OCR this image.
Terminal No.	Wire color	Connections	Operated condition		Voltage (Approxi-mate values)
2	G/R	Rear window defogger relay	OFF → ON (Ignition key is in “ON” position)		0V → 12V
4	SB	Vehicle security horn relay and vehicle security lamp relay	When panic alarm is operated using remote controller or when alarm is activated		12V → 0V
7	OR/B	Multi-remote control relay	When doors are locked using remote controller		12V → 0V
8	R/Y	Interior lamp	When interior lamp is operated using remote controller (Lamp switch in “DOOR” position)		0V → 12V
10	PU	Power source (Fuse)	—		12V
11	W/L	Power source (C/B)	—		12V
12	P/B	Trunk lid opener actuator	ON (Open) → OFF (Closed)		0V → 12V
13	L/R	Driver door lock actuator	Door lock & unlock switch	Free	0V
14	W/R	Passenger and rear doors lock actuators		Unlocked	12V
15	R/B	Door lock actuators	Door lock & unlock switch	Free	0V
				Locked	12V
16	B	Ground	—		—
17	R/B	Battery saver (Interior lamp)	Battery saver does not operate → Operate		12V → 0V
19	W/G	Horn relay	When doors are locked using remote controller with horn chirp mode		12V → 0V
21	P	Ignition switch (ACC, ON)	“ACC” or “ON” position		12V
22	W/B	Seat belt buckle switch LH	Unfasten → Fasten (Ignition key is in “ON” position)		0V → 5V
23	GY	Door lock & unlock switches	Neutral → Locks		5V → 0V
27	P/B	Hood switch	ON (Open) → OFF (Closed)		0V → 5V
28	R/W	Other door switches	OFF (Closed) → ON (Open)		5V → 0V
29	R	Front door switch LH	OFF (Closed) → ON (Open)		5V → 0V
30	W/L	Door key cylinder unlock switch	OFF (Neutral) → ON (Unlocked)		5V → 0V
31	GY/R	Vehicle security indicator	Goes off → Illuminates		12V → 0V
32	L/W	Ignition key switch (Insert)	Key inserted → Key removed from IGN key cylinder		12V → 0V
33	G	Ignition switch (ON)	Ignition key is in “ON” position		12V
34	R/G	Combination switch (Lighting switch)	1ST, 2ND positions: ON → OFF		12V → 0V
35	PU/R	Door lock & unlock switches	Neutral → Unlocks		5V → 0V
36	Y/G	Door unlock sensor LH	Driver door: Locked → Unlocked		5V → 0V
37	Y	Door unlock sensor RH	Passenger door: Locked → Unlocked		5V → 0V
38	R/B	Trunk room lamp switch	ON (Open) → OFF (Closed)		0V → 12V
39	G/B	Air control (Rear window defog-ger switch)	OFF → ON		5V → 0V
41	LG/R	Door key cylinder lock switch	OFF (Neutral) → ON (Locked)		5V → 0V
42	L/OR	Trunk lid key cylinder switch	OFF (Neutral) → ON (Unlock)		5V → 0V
---------------
* **What this task involves**
Check each line of the records for the word "relay", and show the lines that contain it.

* **Task output**
2	G/R	Rear window defogger relay	OFF → ON (Ignition key is in “ON” position)		0V → 12V
4	SB	Vehicle security horn relay and vehicle security lamp relay	When panic alarm is operated using remote controller or when alarm is activated		12V → 0V
7	OR/B	Multi-remote control relay	When doors are locked using remote controller		12V → 0V
19	W/G	Horn relay	When doors are locked using remote controller with horn chirp mode		12V → 0V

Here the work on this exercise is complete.